The exercise —
Gather each line in the entries that includes the string "color".
***** Provided information *****
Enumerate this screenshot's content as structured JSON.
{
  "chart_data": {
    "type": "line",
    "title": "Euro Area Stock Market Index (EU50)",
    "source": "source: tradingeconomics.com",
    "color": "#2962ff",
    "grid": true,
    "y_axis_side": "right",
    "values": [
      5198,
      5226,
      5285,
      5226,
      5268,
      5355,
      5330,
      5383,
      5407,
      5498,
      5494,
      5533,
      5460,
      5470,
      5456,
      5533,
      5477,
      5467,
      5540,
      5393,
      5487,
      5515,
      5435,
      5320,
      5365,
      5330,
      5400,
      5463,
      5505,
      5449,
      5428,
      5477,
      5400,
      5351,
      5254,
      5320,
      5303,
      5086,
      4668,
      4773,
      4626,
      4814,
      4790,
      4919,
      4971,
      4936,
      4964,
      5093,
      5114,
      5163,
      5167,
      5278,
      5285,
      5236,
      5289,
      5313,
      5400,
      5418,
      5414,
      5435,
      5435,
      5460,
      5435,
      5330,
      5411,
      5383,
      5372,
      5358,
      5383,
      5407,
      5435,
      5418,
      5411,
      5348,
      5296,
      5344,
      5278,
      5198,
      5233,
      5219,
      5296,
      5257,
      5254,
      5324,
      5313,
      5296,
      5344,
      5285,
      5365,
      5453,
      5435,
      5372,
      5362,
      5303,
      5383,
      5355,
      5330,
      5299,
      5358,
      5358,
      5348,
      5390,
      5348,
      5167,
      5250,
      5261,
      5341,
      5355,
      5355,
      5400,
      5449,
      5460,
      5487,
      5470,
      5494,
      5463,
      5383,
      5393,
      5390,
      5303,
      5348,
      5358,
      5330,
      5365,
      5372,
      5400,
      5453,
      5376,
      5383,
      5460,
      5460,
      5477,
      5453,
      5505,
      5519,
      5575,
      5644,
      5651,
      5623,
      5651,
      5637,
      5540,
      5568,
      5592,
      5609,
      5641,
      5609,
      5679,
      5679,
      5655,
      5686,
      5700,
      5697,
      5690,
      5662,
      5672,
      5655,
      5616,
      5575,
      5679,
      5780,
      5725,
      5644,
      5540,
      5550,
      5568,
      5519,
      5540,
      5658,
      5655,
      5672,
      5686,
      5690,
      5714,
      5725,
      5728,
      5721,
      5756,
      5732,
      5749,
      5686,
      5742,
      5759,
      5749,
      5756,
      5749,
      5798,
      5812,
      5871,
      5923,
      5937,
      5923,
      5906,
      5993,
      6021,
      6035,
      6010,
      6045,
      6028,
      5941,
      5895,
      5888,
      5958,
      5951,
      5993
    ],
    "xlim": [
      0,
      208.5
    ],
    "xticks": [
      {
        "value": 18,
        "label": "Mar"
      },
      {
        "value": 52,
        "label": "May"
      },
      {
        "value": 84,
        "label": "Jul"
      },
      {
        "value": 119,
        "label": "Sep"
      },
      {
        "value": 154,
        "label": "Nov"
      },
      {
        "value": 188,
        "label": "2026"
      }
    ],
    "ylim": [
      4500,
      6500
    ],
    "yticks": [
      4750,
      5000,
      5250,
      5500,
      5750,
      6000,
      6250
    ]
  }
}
*****
***** Provided information *****
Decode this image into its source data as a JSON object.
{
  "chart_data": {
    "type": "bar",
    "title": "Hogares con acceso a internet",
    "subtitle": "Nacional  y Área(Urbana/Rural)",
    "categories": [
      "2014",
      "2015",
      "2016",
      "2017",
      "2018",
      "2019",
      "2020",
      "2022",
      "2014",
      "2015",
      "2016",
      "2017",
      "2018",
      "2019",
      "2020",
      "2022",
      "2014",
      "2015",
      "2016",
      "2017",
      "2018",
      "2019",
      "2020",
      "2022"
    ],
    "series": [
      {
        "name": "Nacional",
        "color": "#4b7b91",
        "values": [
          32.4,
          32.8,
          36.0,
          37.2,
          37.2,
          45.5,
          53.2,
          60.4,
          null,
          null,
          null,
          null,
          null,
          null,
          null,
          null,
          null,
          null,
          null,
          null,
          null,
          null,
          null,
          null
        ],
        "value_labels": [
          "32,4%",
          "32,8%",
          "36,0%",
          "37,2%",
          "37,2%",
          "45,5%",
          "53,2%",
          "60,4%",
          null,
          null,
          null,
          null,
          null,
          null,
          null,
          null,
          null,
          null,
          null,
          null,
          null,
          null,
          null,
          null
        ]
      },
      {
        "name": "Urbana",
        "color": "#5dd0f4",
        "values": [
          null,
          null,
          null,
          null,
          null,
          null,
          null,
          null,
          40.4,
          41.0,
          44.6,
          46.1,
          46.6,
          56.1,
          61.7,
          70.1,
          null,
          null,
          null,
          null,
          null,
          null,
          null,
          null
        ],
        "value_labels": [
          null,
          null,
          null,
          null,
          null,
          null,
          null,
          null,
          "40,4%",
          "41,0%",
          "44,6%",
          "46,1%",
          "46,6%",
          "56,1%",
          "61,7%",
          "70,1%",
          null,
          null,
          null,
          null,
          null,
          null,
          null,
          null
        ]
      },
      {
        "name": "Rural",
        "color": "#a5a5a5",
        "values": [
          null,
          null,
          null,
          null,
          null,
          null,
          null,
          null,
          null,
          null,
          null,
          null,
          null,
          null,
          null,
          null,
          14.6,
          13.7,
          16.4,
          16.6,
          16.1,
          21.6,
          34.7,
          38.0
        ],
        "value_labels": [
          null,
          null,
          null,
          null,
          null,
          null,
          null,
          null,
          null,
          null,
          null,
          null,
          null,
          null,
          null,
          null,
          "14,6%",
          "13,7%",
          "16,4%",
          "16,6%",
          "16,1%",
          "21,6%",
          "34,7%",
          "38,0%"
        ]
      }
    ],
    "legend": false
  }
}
*****
The solution —
    "color": "#2962ff",
        "color": "#4b7b91",
        "color": "#5dd0f4",
        "color": "#a5a5a5",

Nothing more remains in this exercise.